Document section.
## Begin

'Sam & Amira': SIFF Review
Seattle International Film Festival
Martin Starr, Dina Shihabi, Paul Wesley, Laith Nakli, David Rasche
Martin Starr plays a vet taking care of an Iraqi immigrant in Sean Mullin's debut.
SEATTLE -- A movie that handles race, class and militarism with a light touch, Sean Mullin's Sam & Amira is at bottom a romance whose protagonists don't quite fit in the worlds that raised them. A welcome change for lead Martin Starr, who has spent 15 years in the shadow of the dork he played on Freaks and Geeks, the movie will rely on his name to attract attention (especially given the bump Silicon Valley has given him) but will win viewers over with its own modest charms.
Clean-shaven and without his glasses, Starr looks the part of a soldier who has recently returned to New York City from the Middle East. Where he once specialized in deer-in-headlights gazes, here the actor plays a man whose quiet demeanor reflects years of keeping his impulses in check. Sam has a sense of humor and even dreams of being a stand-up comic, but he finds it hard connecting with strangers in the civilian world.

## End

Job 1.
Please copy the part of the Sam & Amira review between "Clean-shaven and without" and "the civilian world.", inclusive.
Job 2.
Write the next few sentences of the Sam & Amira film review, picking up after its final sentence.

Dataset rows.
## Begin

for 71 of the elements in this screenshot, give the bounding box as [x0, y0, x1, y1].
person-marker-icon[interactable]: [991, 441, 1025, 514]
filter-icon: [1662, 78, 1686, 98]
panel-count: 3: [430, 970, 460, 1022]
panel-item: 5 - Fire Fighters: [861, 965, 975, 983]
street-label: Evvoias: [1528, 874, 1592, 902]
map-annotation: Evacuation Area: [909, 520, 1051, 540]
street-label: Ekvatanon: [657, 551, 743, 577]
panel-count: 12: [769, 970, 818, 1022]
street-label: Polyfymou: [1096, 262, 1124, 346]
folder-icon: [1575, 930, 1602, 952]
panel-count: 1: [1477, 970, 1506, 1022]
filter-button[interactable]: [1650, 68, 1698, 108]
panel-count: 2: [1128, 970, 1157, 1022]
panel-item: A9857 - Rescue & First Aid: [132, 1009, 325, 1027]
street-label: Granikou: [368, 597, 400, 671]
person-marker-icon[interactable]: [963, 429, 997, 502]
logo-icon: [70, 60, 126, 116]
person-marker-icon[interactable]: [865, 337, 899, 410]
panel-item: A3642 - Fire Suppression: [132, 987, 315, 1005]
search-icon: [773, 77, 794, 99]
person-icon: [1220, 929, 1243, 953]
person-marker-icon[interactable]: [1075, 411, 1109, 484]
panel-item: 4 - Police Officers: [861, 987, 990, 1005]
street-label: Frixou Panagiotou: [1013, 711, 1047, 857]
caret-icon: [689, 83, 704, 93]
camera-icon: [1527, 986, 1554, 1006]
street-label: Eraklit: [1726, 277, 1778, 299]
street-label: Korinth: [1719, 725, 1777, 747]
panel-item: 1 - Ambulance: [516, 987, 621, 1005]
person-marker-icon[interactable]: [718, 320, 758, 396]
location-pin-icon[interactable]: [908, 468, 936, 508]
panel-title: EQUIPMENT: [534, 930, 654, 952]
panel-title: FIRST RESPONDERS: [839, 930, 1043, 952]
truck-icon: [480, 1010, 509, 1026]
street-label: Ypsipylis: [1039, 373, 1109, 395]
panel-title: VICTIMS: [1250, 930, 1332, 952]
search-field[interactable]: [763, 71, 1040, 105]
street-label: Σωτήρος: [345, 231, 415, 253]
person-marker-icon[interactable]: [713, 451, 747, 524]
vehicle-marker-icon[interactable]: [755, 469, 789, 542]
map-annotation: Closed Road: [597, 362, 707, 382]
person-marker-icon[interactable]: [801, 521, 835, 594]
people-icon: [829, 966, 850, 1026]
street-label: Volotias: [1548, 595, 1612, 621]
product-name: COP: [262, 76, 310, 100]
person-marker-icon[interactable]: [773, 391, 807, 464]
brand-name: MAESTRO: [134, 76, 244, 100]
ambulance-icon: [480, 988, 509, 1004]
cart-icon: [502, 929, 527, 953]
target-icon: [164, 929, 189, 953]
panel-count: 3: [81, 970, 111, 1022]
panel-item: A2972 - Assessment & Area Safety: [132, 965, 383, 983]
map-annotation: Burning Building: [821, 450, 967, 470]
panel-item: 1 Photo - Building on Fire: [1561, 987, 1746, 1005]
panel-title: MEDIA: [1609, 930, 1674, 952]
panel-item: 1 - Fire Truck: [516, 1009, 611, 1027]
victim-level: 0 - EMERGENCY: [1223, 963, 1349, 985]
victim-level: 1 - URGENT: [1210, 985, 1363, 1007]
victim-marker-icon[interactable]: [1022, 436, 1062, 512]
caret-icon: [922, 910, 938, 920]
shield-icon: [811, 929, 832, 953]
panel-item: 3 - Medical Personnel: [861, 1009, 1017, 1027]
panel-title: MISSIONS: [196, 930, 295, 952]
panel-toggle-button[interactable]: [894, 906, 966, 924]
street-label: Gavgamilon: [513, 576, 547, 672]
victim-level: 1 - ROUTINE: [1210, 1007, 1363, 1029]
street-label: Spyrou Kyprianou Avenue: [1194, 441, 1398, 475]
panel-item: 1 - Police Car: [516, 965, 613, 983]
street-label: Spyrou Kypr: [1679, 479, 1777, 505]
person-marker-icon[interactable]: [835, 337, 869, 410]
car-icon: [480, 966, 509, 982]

## End
## Begin

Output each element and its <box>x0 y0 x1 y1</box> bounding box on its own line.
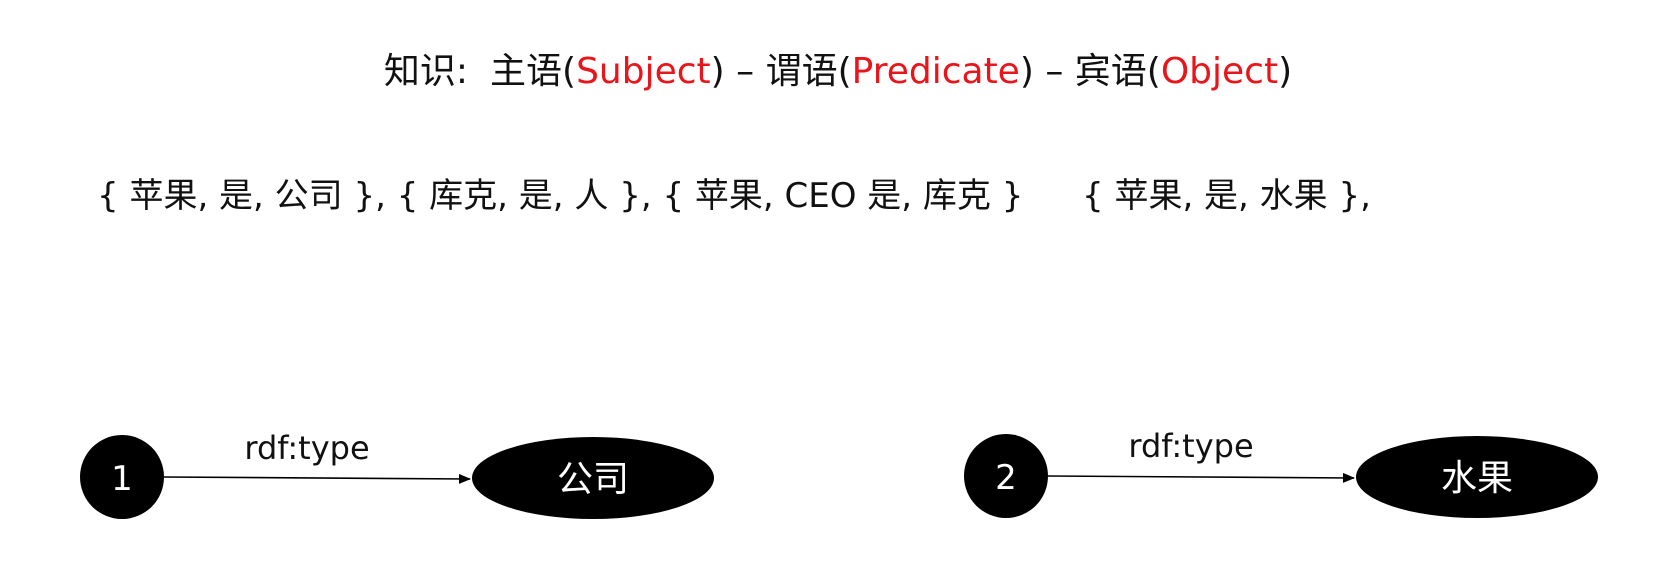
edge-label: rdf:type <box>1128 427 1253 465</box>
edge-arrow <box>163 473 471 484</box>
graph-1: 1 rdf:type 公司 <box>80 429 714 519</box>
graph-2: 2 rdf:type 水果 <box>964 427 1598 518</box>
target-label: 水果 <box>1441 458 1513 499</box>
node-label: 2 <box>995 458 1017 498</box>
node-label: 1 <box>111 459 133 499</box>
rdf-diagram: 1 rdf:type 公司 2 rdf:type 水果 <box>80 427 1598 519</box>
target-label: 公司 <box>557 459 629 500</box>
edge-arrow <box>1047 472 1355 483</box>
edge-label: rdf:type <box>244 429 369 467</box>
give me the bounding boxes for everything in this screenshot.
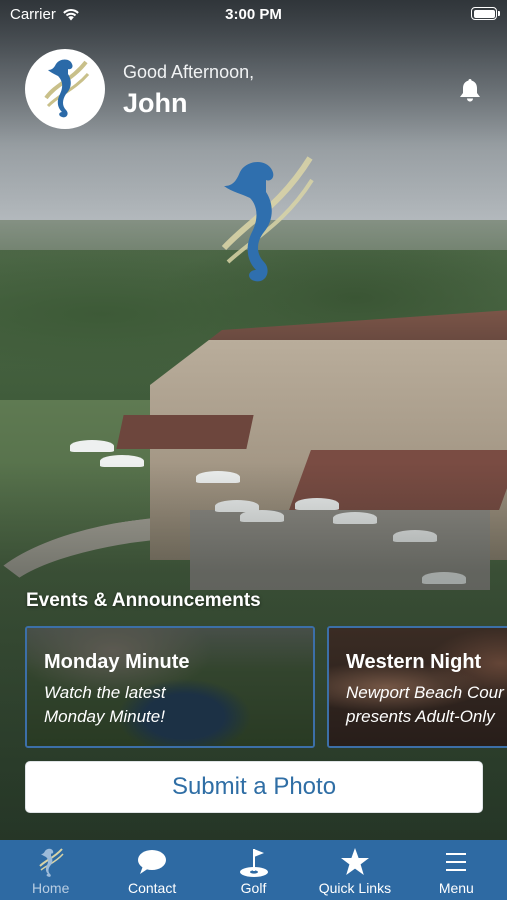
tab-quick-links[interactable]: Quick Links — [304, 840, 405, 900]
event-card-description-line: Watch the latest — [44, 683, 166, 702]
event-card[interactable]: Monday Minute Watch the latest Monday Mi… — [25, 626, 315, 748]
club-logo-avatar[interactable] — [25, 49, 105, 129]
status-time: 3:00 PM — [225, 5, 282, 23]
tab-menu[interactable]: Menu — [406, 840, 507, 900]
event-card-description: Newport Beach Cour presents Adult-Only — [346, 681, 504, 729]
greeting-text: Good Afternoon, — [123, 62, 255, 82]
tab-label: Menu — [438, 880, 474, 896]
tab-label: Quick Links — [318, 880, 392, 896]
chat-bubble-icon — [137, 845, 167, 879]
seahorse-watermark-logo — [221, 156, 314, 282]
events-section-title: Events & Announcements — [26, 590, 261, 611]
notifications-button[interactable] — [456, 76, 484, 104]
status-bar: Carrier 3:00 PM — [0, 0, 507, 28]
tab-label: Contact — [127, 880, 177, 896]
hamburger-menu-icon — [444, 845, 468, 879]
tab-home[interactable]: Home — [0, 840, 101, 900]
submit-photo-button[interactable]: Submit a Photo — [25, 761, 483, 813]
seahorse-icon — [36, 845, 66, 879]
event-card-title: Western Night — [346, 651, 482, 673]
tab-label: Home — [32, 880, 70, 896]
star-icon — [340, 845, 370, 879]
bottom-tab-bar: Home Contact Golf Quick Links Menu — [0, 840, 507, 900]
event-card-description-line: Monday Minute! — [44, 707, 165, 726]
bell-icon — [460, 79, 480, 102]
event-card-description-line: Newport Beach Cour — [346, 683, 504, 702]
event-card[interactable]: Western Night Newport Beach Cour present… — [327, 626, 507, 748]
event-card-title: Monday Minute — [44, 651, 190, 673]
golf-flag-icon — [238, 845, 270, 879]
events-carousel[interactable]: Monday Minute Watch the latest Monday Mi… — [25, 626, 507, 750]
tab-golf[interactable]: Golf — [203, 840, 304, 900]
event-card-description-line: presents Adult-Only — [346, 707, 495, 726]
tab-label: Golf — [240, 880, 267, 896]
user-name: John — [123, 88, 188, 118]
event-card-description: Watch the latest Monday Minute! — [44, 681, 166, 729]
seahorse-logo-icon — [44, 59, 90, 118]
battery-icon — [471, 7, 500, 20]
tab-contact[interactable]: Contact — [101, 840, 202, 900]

## End

Final result 1.
Clean-shaven and without his glasses, Starr looks the part of a soldier who has recently returned to New York City from the Middle East. Where he once specialized in deer-in-headlights gazes, here the actor plays a man whose quiet demeanor reflects years of keeping his impulses in check. Sam has a sense of humor and even dreams of being a stand-up comic, but he finds it hard connecting with strangers in the civilian world.

Final result 2.
Going to visit a war buddy (Laith Nakli) who was his translator in Iraq, he is attracted to the man's niece Amira (Dina Shihabi, sweet behind her standoffishness), an Iraqi refugee. Amira enjoys mainstream Western entertainment -- hawking pirated movies on Canal Street, she enthuses to strangers about their plots: "Sir, in this movie, Jim Carrey says yes to everything!" -- but wants nothing to do with an American soldier. The fact that Sam is now fluent in Arabic eases her distrust of him only slightly.
The two are stuck together when Amira, on the run from immigration officials, is forced to leave her uncle's apartment and come stay with Sam. He tries to win her trust just as he's embarking on a very different challenge: His cousin Charlie (Paul Wesley), a hedge-fund manager, is offering Sam a huge commission to help him connect with older, wealthy veterans who might become clients. We smell the exploitation here before Sam does and understand how big a problem it will be given the ethical standards he displays early in the film.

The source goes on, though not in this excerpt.